Records from a collection:
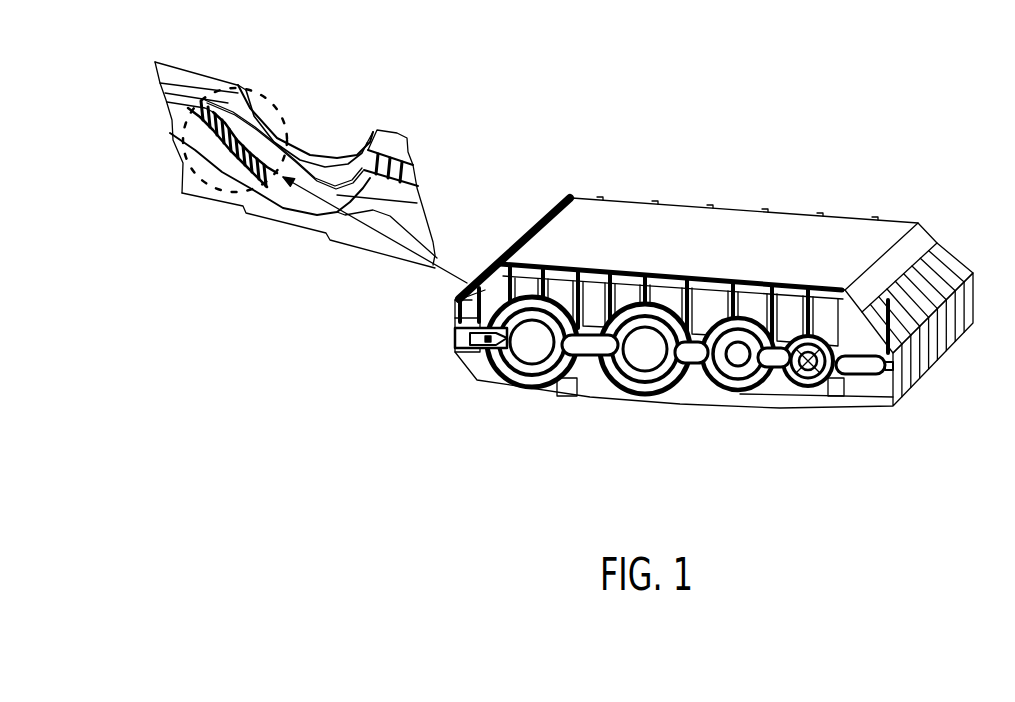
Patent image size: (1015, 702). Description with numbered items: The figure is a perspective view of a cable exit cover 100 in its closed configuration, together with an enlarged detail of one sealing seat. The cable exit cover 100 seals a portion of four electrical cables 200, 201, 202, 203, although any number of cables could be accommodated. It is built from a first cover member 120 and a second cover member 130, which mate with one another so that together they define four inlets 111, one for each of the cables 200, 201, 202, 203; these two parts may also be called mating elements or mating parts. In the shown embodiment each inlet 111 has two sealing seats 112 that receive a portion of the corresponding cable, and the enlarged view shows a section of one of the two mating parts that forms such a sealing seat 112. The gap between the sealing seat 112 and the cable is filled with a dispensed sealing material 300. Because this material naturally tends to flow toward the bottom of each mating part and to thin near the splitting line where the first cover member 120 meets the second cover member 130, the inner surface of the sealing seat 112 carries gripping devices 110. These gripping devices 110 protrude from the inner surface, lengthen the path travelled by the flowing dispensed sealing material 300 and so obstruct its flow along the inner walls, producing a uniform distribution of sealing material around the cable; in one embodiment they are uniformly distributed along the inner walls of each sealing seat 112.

The cable exit cover 100 is at (669, 290).
The gripping devices 110 is at (311, 153).
The inlets 111 is at (654, 306).
The sealing seats 112 is at (322, 184).
The first cover member 120 is at (882, 422).
The second cover member 130 is at (820, 206).
The electrical cable 200 is at (527, 347).
The electrical cable 201 is at (633, 350).
The electrical cable 202 is at (730, 360).
The electrical cable 203 is at (807, 363).
The dispensed sealing material 300 is at (453, 337).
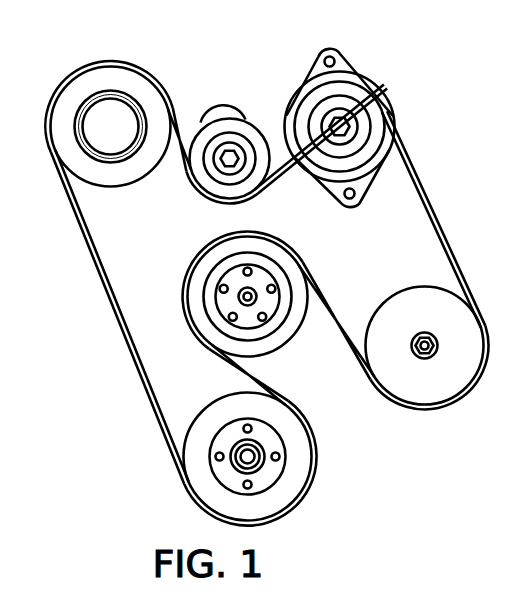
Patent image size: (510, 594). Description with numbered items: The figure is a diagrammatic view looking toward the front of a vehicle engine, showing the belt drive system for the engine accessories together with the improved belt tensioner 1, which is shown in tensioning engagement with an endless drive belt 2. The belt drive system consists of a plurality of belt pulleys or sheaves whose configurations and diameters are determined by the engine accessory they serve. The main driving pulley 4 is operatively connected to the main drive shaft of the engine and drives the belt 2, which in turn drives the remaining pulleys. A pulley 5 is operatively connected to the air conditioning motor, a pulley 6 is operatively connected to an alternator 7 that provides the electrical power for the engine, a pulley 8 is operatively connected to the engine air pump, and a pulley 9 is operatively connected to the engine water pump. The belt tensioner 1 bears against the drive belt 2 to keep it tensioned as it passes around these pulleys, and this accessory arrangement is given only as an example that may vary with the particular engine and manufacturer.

The belt tensioner 1 is at (233, 104).
The endless drive belt 2 is at (413, 200).
The main driving pulley 4 is at (285, 493).
The pulley 5 is at (121, 87).
The pulley 6 is at (359, 118).
The alternator 7 is at (384, 118).
The pulley 8 is at (446, 383).
The pulley 9 is at (288, 270).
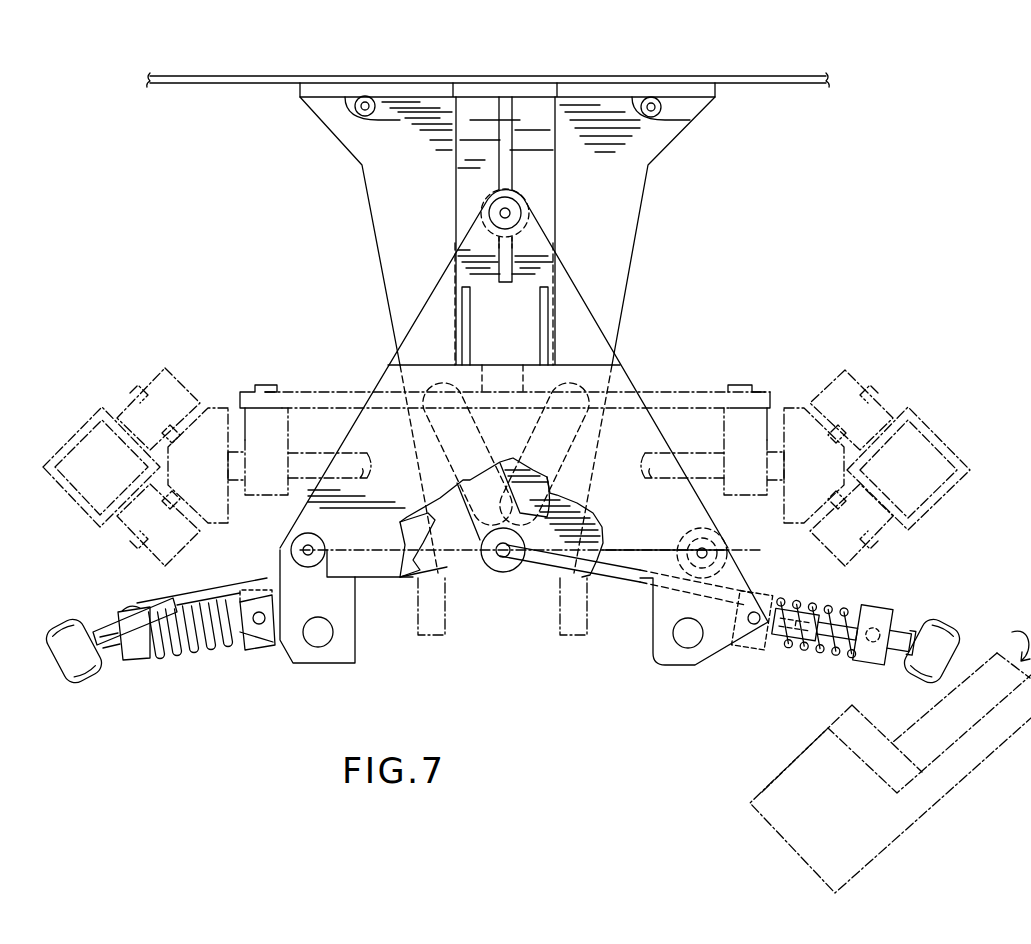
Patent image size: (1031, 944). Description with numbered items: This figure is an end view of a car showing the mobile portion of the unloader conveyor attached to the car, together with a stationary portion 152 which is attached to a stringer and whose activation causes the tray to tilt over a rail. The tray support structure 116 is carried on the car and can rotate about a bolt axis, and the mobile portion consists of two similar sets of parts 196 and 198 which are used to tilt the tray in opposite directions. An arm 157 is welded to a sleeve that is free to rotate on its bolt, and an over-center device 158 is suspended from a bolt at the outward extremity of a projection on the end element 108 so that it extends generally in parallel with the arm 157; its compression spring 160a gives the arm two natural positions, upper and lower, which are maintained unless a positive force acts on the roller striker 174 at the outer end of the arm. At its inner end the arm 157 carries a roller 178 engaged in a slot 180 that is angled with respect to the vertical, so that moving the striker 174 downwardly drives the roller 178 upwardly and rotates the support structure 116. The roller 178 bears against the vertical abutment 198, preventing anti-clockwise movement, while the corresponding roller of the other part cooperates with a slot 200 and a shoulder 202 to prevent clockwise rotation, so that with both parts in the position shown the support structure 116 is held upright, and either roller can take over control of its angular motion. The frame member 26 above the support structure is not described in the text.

The frame bar 26 is at (793, 77).
The tray support structure 116 is at (641, 214).
The end element 108 is at (435, 317).
The slot 200 is at (637, 410).
The slot 180 is at (483, 438).
The roller 178 is at (502, 568).
The shoulder 202 is at (547, 542).
The arm 157 is at (560, 615).
The vertical abutment 198 is at (201, 666).
The mobile portion parts 196 is at (698, 683).
The spring 160a is at (808, 603).
The over-center device 158 is at (887, 597).
The roller striker 174 is at (943, 627).
The stationary portion 152 is at (933, 800).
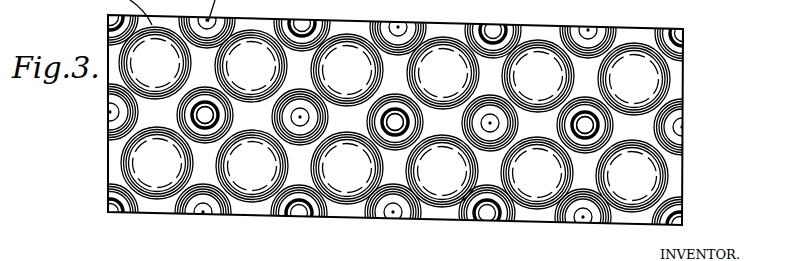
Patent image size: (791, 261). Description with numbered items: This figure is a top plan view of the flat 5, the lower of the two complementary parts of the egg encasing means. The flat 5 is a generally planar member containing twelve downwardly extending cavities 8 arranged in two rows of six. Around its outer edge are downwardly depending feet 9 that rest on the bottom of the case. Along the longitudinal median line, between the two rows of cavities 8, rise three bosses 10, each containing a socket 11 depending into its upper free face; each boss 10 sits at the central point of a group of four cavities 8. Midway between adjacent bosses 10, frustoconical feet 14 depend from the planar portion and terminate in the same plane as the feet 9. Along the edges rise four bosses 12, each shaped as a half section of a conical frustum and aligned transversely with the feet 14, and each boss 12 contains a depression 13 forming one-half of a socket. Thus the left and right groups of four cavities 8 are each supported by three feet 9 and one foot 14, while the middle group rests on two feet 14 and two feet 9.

The flat 5 is at (250, 220).
The cavities 8 is at (394, 117).
The feet 9 is at (110, 118).
The bosses 10 is at (198, 140).
The sockets 11 is at (205, 115).
The bosses 12 is at (328, 217).
The depression 13 is at (292, 217).
The feet 14 is at (300, 117).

SHORT EXERCISE: Lay out these lines as a JSON list of strings, one string per line, with blank lines left out. Leave the pictures out of the answer.

TASK RESULT:
[
  "Patent image size: (1015, 702). Description with numbered items: The figure is a perspective view of a cable exit cover 100 in its closed configuration, together with an enlarged detail of one sealing seat. The cable exit cover 100 seals a portion of four electrical cables 200, 201, 202, 203, although any number of cables could be accommodated. It is built from a first cover member 120 and a second cover member 130, which mate with one another so that together they define four inlets 111, one for each of the cables 200, 201, 202, 203; these two parts may also be called mating elements or mating parts. In the shown embodiment each inlet 111 has two sealing seats 112 that receive a portion of the corresponding cable, and the enlarged view shows a section of one of the two mating parts that forms such a sealing seat 112. The gap between the sealing seat 112 and the cable is filled with a dispensed sealing material 300. Because this material naturally tends to flow toward the bottom of each mating part and to thin near the splitting line where the first cover member 120 meets the second cover member 130, the inner surface of the sealing seat 112 carries gripping devices 110. These gripping devices 110 protrude from the inner surface, lengthen the path travelled by the flowing dispensed sealing material 300 and so obstruct its flow along the inner walls, producing a uniform distribution of sealing material around the cable; in one embodiment they are uniformly distributed along the inner walls of each sealing seat 112.",
  "The cable exit cover 100 is at (669, 290).",
  "The gripping devices 110 is at (311, 153).",
  "The inlets 111 is at (654, 306).",
  "The sealing seats 112 is at (322, 184).",
  "The first cover member 120 is at (882, 422).",
  "The second cover member 130 is at (820, 206).",
  "The electrical cable 200 is at (527, 347).",
  "The electrical cable 201 is at (633, 350).",
  "The electrical cable 202 is at (730, 360).",
  "The electrical cable 203 is at (807, 363).",
  "The dispensed sealing material 300 is at (453, 337).",
  "Patent image size: (510, 594). Description with numbered items: The figure is a diagrammatic view looking toward the front of a vehicle engine, showing the belt drive system for the engine accessories together with the improved belt tensioner 1, which is shown in tensioning engagement with an endless drive belt 2. The belt drive system consists of a plurality of belt pulleys or sheaves whose configurations and diameters are determined by the engine accessory they serve. The main driving pulley 4 is operatively connected to the main drive shaft of the engine and drives the belt 2, which in turn drives the remaining pulleys. A pulley 5 is operatively connected to the air conditioning motor, a pulley 6 is operatively connected to an alternator 7 that provides the electrical power for the engine, a pulley 8 is operatively connected to the engine air pump, and a pulley 9 is operatively connected to the engine water pump. The belt tensioner 1 bears against the drive belt 2 to keep it tensioned as it passes around these pulleys, and this accessory arrangement is given only as an example that may vary with the particular engine and manufacturer.",
  "The belt tensioner 1 is at (233, 104).",
  "The endless drive belt 2 is at (413, 200).",
  "The main driving pulley 4 is at (285, 493).",
  "The pulley 5 is at (121, 87).",
  "The pulley 6 is at (359, 118).",
  "The alternator 7 is at (384, 118).",
  "The pulley 8 is at (446, 383).",
  "The pulley 9 is at (288, 270).",
  "Patent image size: (1031, 944). Description with numbered items: This figure is an end view of a car showing the mobile portion of the unloader conveyor attached to the car, together with a stationary portion 152 which is attached to a stringer and whose activation causes the tray to tilt over a rail. The tray support structure 116 is carried on the car and can rotate about a bolt axis, and the mobile portion consists of two similar sets of parts 196 and 198 which are used to tilt the tray in opposite directions. An arm 157 is welded to a sleeve that is free to rotate on its bolt, and an over-center device 158 is suspended from a bolt at the outward extremity of a projection on the end element 108 so that it extends generally in parallel with the arm 157; its compression spring 160a gives the arm two natural positions, upper and lower, which are maintained unless a positive force acts on the roller striker 174 at the outer end of the arm. At its inner end the arm 157 carries a roller 178 engaged in a slot 180 that is angled with respect to the vertical, so that moving the striker 174 downwardly drives the roller 178 upwardly and rotates the support structure 116. The roller 178 bears against the vertical abutment 198, preventing anti-clockwise movement, while the corresponding roller of the other part cooperates with a slot 200 and a shoulder 202 to prevent clockwise rotation, so that with both parts in the position shown the support structure 116 is held upright, and either roller can take over control of its angular motion. The frame member 26 above the support structure is not described in the text.",
  "The frame bar 26 is at (793, 77).",
  "The tray support structure 116 is at (641, 214).",
  "The end element 108 is at (435, 317).",
  "The slot 200 is at (637, 410).",
  "The slot 180 is at (483, 438).",
  "The roller 178 is at (502, 568).",
  "The shoulder 202 is at (547, 542).",
  "The arm 157 is at (560, 615).",
  "The vertical abutment 198 is at (201, 666).",
  "The mobile portion parts 196 is at (698, 683).",
  "The spring 160a is at (808, 603).",
  "The over-center device 158 is at (887, 597).",
  "The roller striker 174 is at (943, 627).",
  "The stationary portion 152 is at (933, 800).",
  "Patent image size: (791, 261). Description with numbered items: This figure is a top plan view of the flat 5, the lower of the two complementary parts of the egg encasing means. The flat 5 is a generally planar member containing twelve downwardly extending cavities 8 arranged in two rows of six. Around its outer edge are downwardly depending feet 9 that rest on the bottom of the case. Along the longitudinal median line, between the two rows of cavities 8, rise three bosses 10, each containing a socket 11 depending into its upper free face; each boss 10 sits at the central point of a group of four cavities 8. Midway between adjacent bosses 10, frustoconical feet 14 depend from the planar portion and terminate in the same plane as the feet 9. Along the edges rise four bosses 12, each shaped as a half section of a conical frustum and aligned transversely with the feet 14, and each boss 12 contains a depression 13 forming one-half of a socket. Thus the left and right groups of four cavities 8 are each supported by three feet 9 and one foot 14, while the middle group rests on two feet 14 and two feet 9.",
  "The flat 5 is at (250, 220).",
  "The cavities 8 is at (394, 117).",
  "The feet 9 is at (110, 118).",
  "The bosses 10 is at (198, 140).",
  "The sockets 11 is at (205, 115).",
  "The bosses 12 is at (328, 217).",
  "The depression 13 is at (292, 217).",
  "The feet 14 is at (300, 117)."
]